--- Data shown ---

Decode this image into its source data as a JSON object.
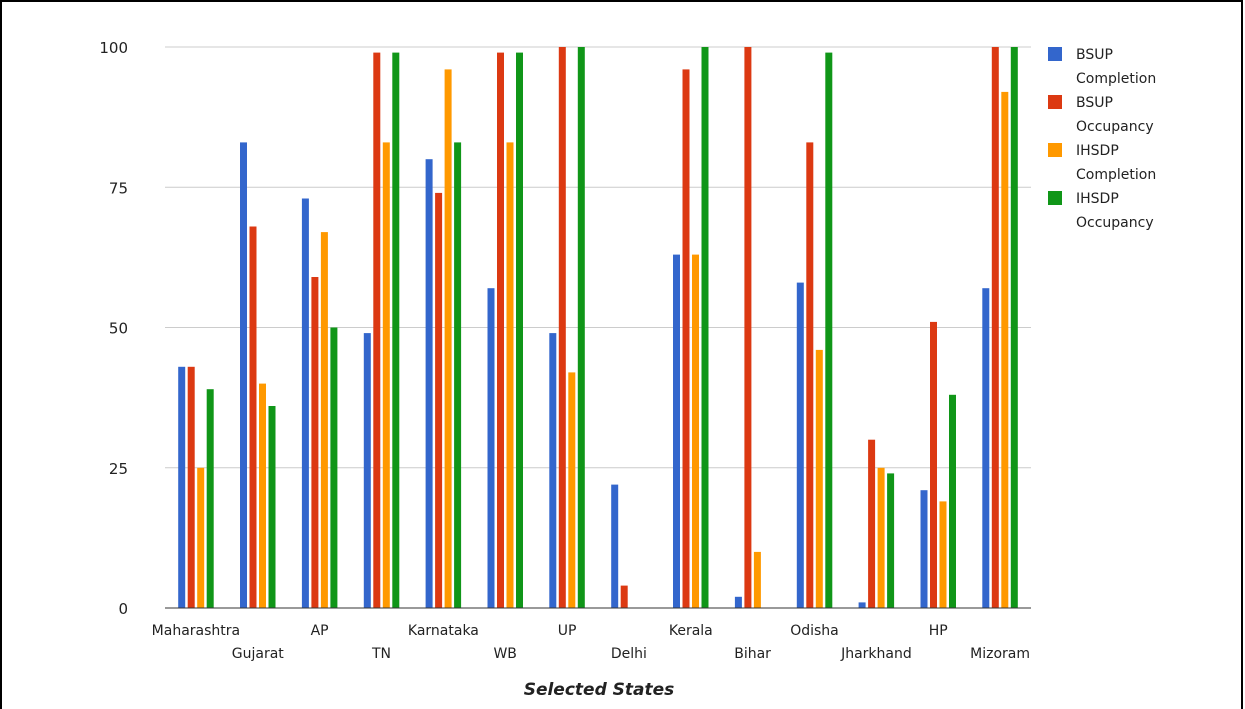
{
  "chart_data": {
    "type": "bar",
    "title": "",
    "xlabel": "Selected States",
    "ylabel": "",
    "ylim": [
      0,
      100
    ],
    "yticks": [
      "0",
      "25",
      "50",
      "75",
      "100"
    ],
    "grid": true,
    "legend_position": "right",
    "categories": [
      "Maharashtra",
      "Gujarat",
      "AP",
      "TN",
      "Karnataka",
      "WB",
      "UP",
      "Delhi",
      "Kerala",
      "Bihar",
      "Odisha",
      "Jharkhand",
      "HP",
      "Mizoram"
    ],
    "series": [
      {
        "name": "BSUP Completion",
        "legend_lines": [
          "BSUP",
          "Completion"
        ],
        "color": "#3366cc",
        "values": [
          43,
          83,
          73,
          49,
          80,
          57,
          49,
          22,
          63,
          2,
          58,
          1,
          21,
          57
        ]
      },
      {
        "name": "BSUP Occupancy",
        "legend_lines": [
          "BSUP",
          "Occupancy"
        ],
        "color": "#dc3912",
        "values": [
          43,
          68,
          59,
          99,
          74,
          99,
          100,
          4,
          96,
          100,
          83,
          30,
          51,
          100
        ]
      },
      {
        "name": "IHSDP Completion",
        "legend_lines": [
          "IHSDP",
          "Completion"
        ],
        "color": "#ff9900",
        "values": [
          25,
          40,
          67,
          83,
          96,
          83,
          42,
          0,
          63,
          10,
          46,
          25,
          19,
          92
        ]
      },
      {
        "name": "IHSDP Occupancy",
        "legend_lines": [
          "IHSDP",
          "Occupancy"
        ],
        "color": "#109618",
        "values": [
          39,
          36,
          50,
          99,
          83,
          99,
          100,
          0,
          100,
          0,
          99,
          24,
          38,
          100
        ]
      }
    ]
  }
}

---

§ What the task requires: Output the entries above exactly, without their pictures.

§ Task result:
Decode this image into its source data as a JSON object.
{
  "chart_data": {
    "type": "bar",
    "title": "",
    "xlabel": "Selected States",
    "ylabel": "",
    "ylim": [
      0,
      100
    ],
    "yticks": [
      "0",
      "25",
      "50",
      "75",
      "100"
    ],
    "grid": true,
    "legend_position": "right",
    "categories": [
      "Maharashtra",
      "Gujarat",
      "AP",
      "TN",
      "Karnataka",
      "WB",
      "UP",
      "Delhi",
      "Kerala",
      "Bihar",
      "Odisha",
      "Jharkhand",
      "HP",
      "Mizoram"
    ],
    "series": [
      {
        "name": "BSUP Completion",
        "legend_lines": [
          "BSUP",
          "Completion"
        ],
        "color": "#3366cc",
        "values": [
          43,
          83,
          73,
          49,
          80,
          57,
          49,
          22,
          63,
          2,
          58,
          1,
          21,
          57
        ]
      },
      {
        "name": "BSUP Occupancy",
        "legend_lines": [
          "BSUP",
          "Occupancy"
        ],
        "color": "#dc3912",
        "values": [
          43,
          68,
          59,
          99,
          74,
          99,
          100,
          4,
          96,
          100,
          83,
          30,
          51,
          100
        ]
      },
      {
        "name": "IHSDP Completion",
        "legend_lines": [
          "IHSDP",
          "Completion"
        ],
        "color": "#ff9900",
        "values": [
          25,
          40,
          67,
          83,
          96,
          83,
          42,
          0,
          63,
          10,
          46,
          25,
          19,
          92
        ]
      },
      {
        "name": "IHSDP Occupancy",
        "legend_lines": [
          "IHSDP",
          "Occupancy"
        ],
        "color": "#109618",
        "values": [
          39,
          36,
          50,
          99,
          83,
          99,
          100,
          0,
          100,
          0,
          99,
          24,
          38,
          100
        ]
      }
    ]
  }
}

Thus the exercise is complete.